# Set exercise
Repeat the rows below word for word, from the row containing "Give me the" through the row containing "text-line: gruentiſſimum. Pollet".

Excerpts from a layout annotation set:
►

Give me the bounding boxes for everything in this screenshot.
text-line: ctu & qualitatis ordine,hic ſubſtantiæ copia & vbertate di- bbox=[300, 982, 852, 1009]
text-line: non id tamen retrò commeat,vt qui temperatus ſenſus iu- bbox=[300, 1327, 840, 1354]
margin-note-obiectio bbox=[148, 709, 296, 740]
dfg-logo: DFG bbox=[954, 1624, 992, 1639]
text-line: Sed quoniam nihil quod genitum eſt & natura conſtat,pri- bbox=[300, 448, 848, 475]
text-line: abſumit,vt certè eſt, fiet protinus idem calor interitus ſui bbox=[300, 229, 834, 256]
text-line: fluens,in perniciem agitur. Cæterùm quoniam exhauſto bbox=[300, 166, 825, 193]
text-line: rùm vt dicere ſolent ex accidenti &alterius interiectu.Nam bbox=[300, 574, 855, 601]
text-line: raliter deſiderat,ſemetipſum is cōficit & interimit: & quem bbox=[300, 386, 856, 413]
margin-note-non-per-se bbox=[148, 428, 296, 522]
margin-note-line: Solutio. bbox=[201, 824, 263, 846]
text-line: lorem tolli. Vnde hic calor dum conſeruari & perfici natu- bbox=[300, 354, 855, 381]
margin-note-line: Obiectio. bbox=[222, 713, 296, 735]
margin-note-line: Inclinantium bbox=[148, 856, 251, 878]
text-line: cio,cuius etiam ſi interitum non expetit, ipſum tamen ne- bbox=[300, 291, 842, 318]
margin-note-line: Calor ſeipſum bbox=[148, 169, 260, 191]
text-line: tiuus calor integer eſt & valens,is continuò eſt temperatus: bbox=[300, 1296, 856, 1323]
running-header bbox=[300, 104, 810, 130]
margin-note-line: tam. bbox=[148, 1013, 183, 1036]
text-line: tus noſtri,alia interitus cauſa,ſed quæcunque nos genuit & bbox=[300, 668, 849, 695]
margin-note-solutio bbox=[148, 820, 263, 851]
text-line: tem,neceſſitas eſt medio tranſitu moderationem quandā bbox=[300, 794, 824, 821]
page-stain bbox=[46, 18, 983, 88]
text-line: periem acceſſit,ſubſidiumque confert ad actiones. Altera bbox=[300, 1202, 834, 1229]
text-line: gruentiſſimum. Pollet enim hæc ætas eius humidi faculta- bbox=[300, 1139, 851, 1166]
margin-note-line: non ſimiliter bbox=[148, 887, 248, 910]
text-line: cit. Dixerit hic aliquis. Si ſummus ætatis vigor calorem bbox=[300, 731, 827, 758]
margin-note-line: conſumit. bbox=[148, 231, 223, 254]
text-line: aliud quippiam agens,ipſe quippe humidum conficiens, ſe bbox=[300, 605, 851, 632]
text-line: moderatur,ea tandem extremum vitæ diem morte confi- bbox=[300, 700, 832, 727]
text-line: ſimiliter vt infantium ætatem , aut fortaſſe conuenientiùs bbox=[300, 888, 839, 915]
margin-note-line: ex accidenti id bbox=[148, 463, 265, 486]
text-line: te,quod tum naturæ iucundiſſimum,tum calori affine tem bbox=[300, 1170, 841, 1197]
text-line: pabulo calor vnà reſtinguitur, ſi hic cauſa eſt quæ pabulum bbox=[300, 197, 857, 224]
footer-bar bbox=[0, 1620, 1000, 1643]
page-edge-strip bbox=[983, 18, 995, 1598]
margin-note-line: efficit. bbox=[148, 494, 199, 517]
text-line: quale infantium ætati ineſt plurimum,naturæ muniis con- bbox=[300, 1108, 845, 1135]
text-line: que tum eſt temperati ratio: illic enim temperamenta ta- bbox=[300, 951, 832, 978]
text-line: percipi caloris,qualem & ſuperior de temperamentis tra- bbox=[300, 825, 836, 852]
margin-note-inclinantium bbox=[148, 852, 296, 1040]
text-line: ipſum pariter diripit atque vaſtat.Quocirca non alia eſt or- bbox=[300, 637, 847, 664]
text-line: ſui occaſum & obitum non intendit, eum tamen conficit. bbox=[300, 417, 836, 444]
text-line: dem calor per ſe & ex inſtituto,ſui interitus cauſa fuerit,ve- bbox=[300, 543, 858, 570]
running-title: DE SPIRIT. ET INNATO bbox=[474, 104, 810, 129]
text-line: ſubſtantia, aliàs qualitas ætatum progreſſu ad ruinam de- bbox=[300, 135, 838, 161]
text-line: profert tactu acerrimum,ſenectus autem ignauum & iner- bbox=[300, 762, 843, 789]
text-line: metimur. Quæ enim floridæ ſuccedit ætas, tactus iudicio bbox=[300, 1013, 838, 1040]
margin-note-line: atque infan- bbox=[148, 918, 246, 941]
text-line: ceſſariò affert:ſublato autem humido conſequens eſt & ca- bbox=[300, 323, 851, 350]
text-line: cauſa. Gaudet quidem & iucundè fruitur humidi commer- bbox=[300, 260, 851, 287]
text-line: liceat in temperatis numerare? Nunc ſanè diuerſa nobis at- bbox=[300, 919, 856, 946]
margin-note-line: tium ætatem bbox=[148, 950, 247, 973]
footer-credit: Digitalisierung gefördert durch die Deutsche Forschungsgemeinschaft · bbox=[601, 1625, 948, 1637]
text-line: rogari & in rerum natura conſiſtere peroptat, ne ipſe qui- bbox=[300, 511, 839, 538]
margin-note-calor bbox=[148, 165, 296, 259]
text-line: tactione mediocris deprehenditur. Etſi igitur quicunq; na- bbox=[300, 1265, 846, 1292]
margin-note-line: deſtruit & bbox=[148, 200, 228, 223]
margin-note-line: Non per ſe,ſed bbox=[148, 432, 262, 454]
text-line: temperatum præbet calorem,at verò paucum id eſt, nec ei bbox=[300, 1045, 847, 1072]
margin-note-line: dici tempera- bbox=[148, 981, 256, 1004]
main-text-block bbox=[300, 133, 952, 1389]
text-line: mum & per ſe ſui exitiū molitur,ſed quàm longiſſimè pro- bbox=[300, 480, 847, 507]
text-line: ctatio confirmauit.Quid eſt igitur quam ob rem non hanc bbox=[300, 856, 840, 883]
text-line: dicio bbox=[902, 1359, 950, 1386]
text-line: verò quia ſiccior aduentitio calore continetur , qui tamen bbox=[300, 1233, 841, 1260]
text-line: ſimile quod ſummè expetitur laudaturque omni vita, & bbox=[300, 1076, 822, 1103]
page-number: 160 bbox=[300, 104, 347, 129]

◄
►

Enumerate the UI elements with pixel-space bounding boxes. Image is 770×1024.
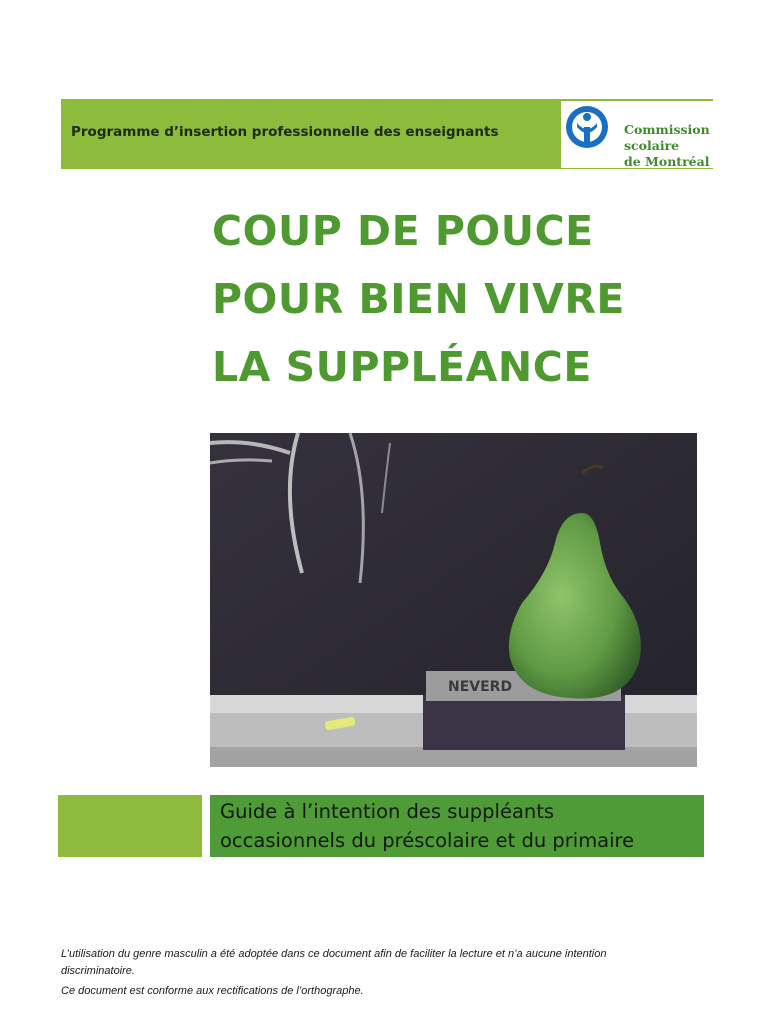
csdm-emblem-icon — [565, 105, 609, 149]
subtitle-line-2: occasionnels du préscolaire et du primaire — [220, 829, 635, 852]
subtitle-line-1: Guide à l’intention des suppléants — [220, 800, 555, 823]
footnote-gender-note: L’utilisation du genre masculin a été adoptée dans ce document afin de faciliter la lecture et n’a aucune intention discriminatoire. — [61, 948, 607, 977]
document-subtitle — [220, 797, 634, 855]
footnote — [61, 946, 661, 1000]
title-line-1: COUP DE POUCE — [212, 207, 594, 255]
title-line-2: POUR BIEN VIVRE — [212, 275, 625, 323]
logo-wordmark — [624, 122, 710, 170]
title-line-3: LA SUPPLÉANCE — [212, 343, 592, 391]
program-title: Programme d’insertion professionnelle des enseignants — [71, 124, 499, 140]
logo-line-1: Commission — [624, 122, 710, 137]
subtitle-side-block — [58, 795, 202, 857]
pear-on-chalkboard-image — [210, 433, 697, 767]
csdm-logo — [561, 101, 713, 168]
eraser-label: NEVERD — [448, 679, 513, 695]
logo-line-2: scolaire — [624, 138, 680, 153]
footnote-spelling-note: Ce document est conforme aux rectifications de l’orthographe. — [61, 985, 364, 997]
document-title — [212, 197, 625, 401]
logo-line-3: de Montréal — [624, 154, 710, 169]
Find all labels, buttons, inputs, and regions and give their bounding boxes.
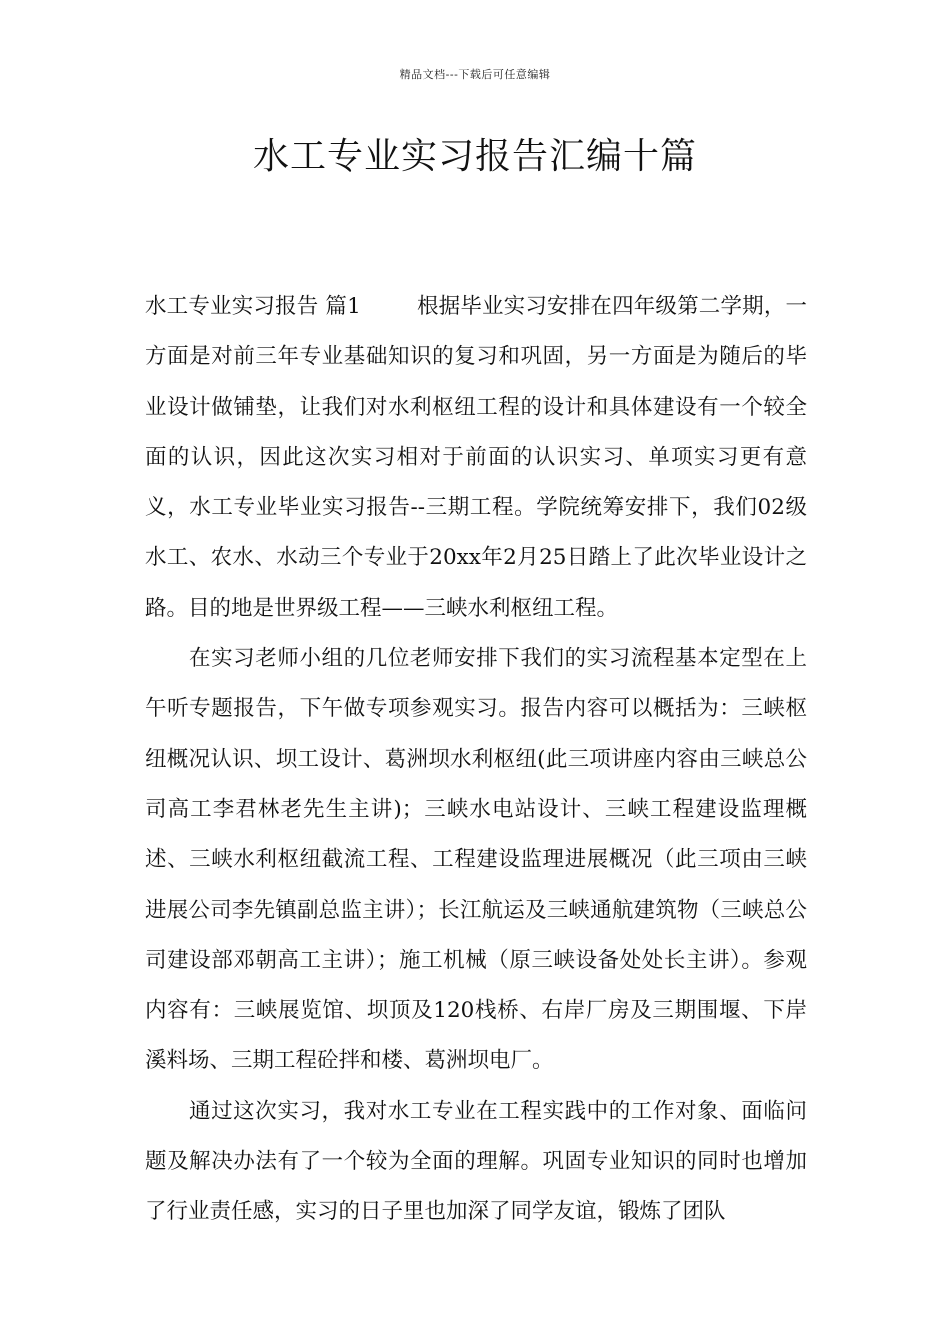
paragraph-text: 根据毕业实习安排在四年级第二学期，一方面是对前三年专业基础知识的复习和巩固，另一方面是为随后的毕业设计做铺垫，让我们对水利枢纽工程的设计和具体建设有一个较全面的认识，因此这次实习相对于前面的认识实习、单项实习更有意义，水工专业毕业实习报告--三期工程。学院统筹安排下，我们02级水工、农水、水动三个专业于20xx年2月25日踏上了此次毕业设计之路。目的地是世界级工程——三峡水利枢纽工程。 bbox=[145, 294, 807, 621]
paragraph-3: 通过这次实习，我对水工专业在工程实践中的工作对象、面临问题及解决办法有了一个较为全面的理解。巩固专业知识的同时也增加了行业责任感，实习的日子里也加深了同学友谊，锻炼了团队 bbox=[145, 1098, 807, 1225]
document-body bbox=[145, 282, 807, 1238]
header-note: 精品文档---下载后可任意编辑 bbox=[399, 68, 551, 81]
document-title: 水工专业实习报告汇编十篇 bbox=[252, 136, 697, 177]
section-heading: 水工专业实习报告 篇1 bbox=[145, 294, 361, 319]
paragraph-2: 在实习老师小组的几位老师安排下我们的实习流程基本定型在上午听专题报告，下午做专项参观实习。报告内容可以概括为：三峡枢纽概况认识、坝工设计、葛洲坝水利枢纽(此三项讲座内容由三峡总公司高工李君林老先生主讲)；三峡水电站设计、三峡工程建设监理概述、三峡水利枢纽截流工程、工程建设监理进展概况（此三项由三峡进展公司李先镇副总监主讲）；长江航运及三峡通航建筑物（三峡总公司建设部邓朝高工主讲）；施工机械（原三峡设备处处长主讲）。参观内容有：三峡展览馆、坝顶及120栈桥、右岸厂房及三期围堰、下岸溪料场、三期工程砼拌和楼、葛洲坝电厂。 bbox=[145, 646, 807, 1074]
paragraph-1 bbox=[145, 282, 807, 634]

◄

# Solution to this problem
Give me the bounding boxes for everything in this screenshot.
text-line: ctu & qualitatis ordine,hic ſubſtantiæ copia & vbertate di- bbox=[300, 982, 852, 1009]
text-line: non id tamen retrò commeat,vt qui temperatus ſenſus iu- bbox=[300, 1327, 840, 1354]
margin-note-obiectio bbox=[148, 709, 296, 740]
dfg-logo: DFG bbox=[954, 1624, 992, 1639]
text-line: Sed quoniam nihil quod genitum eſt & natura conſtat,pri- bbox=[300, 448, 848, 475]
text-line: abſumit,vt certè eſt, fiet protinus idem calor interitus ſui bbox=[300, 229, 834, 256]
text-line: fluens,in perniciem agitur. Cæterùm quoniam exhauſto bbox=[300, 166, 825, 193]
text-line: rùm vt dicere ſolent ex accidenti &alterius interiectu.Nam bbox=[300, 574, 855, 601]
text-line: raliter deſiderat,ſemetipſum is cōficit & interimit: & quem bbox=[300, 386, 856, 413]
margin-note-non-per-se bbox=[148, 428, 296, 522]
margin-note-line: Solutio. bbox=[201, 824, 263, 846]
text-line: lorem tolli. Vnde hic calor dum conſeruari & perfici natu- bbox=[300, 354, 855, 381]
margin-note-line: Obiectio. bbox=[222, 713, 296, 735]
margin-note-line: Inclinantium bbox=[148, 856, 251, 878]
text-line: cio,cuius etiam ſi interitum non expetit, ipſum tamen ne- bbox=[300, 291, 842, 318]
margin-note-line: Calor ſeipſum bbox=[148, 169, 260, 191]
text-line: tiuus calor integer eſt & valens,is continuò eſt temperatus: bbox=[300, 1296, 856, 1323]
running-header bbox=[300, 104, 810, 130]
margin-note-line: tam. bbox=[148, 1013, 183, 1036]
text-line: tus noſtri,alia interitus cauſa,ſed quæcunque nos genuit & bbox=[300, 668, 849, 695]
margin-note-solutio bbox=[148, 820, 263, 851]
text-line: tem,neceſſitas eſt medio tranſitu moderationem quandā bbox=[300, 794, 824, 821]
page-stain bbox=[46, 18, 983, 88]
text-line: periem acceſſit,ſubſidiumque confert ad actiones. Altera bbox=[300, 1202, 834, 1229]
text-line: gruentiſſimum. Pollet enim hæc ætas eius humidi faculta- bbox=[300, 1139, 851, 1166]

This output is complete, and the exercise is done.